Reproduce the records from the very first line down to and including the line that contains "128, 367, 144]", keeping every character unchanged.

--

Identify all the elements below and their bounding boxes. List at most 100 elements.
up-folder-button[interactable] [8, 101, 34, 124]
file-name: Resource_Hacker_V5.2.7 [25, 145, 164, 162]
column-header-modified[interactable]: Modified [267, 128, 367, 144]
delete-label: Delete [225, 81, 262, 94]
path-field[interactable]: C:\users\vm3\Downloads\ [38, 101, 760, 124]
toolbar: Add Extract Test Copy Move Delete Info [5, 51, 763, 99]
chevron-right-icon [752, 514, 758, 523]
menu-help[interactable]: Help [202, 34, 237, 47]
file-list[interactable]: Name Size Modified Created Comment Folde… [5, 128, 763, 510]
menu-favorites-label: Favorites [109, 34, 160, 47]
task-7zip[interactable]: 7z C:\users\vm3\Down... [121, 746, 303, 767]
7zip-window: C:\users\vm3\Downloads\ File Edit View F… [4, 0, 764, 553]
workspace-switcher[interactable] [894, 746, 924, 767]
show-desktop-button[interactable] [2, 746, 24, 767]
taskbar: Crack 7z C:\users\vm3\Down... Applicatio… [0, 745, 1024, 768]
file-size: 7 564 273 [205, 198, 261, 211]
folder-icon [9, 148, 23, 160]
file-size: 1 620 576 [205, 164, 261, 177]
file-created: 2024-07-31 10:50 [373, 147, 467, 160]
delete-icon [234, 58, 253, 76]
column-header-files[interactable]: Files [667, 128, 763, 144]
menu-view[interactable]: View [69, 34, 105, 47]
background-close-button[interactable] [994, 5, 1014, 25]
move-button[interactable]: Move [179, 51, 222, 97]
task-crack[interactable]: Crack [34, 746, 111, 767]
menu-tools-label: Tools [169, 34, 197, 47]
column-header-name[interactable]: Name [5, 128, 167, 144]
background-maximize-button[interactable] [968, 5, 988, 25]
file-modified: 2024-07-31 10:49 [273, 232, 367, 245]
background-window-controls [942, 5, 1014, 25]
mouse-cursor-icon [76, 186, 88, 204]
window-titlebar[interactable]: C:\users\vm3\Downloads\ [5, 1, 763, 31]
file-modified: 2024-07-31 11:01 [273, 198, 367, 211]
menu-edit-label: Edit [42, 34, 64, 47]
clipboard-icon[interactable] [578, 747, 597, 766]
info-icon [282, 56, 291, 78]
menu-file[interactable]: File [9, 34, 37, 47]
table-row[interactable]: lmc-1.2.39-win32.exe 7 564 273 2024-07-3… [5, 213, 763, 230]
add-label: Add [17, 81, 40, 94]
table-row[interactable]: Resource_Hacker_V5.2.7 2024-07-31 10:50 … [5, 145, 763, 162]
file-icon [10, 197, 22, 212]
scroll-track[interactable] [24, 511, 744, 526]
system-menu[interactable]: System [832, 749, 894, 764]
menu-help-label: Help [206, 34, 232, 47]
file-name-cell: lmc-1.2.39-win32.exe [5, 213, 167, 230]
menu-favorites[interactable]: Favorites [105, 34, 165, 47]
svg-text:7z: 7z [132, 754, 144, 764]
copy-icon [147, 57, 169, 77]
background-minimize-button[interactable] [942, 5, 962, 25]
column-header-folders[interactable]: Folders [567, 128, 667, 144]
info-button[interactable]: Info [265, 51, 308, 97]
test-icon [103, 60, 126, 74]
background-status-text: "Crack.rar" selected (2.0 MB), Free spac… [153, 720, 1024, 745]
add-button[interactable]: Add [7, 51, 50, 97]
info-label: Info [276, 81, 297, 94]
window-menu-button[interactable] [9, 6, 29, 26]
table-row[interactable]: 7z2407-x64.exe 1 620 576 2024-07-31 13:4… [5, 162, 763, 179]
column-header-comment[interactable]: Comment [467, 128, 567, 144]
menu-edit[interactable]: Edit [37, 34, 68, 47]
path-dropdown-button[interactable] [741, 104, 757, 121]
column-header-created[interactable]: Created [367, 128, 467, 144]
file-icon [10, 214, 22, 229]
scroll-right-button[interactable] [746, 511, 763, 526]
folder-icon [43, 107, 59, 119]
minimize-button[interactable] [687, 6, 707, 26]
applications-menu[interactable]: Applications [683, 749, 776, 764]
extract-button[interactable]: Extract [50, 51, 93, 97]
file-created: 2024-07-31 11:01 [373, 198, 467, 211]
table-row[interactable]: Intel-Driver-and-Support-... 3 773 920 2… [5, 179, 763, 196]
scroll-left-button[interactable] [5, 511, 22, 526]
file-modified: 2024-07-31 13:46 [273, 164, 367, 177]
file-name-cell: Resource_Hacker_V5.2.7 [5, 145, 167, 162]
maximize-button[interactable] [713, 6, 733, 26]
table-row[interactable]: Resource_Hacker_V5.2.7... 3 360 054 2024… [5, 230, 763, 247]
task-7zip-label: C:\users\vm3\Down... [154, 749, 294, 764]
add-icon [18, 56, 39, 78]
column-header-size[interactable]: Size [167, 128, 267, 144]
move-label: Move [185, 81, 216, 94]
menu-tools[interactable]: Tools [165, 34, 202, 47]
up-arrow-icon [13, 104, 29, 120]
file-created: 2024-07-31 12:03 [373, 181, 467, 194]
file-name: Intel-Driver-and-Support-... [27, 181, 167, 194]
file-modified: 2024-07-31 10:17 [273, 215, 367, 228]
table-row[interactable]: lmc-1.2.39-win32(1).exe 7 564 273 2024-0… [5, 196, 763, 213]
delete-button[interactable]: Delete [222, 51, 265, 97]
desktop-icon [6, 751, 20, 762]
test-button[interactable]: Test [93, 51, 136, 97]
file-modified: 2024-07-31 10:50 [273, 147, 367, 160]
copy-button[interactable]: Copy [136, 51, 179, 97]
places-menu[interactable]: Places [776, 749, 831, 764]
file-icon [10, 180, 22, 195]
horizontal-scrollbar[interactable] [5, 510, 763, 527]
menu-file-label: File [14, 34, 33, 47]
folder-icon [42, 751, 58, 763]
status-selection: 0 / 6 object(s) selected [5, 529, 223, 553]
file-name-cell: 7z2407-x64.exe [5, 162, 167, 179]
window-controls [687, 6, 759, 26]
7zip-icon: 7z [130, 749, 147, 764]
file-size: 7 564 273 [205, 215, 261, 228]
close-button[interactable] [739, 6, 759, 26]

--

Solution below:
Identify all the elements below and their bounding boxes. List at most 100 elements.
up-folder-button[interactable] [8, 101, 34, 124]
file-name: Resource_Hacker_V5.2.7 [25, 145, 164, 162]
column-header-modified[interactable]: Modified [267, 128, 367, 144]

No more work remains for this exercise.